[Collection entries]
= = = =

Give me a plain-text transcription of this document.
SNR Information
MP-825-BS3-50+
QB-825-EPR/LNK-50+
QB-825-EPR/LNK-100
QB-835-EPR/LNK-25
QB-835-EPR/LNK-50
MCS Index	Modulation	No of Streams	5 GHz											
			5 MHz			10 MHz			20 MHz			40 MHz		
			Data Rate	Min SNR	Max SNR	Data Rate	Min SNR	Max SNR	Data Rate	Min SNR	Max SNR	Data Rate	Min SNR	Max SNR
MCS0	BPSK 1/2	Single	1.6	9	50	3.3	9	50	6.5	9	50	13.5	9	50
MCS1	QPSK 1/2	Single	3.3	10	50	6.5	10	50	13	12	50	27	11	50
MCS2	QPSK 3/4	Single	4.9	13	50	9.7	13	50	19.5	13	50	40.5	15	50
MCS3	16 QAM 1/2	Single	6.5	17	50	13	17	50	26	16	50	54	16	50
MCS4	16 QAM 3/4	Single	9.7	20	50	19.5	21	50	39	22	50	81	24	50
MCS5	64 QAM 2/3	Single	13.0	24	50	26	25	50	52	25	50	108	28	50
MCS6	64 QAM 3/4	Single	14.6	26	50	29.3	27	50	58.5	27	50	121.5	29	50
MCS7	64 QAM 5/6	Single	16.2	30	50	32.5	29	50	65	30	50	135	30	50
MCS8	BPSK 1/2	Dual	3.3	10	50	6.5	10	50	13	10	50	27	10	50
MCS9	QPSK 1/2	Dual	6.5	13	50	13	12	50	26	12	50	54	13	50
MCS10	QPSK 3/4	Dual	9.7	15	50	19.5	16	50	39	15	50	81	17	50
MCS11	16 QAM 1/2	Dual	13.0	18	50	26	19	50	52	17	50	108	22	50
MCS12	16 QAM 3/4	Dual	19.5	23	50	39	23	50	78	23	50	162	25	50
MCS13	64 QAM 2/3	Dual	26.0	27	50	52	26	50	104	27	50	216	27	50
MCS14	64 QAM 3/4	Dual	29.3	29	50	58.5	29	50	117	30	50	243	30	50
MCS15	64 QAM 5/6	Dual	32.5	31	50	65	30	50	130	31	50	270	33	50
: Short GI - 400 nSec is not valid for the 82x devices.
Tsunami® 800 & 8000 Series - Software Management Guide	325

= = = =

§ **Exercise prompt**
Scan the data for the word "Single" and copy every line where it shows up.

§ **Solution to this exercise**
MCS0	BPSK 1/2	Single	1.6	9	50	3.3	9	50	6.5	9	50	13.5	9	50
MCS1	QPSK 1/2	Single	3.3	10	50	6.5	10	50	13	12	50	27	11	50
MCS2	QPSK 3/4	Single	4.9	13	50	9.7	13	50	19.5	13	50	40.5	15	50
MCS3	16 QAM 1/2	Single	6.5	17	50	13	17	50	26	16	50	54	16	50
MCS4	16 QAM 3/4	Single	9.7	20	50	19.5	21	50	39	22	50	81	24	50
MCS5	64 QAM 2/3	Single	13.0	24	50	26	25	50	52	25	50	108	28	50
MCS6	64 QAM 3/4	Single	14.6	26	50	29.3	27	50	58.5	27	50	121.5	29	50
MCS7	64 QAM 5/6	Single	16.2	30	50	32.5	29	50	65	30	50	135	30	50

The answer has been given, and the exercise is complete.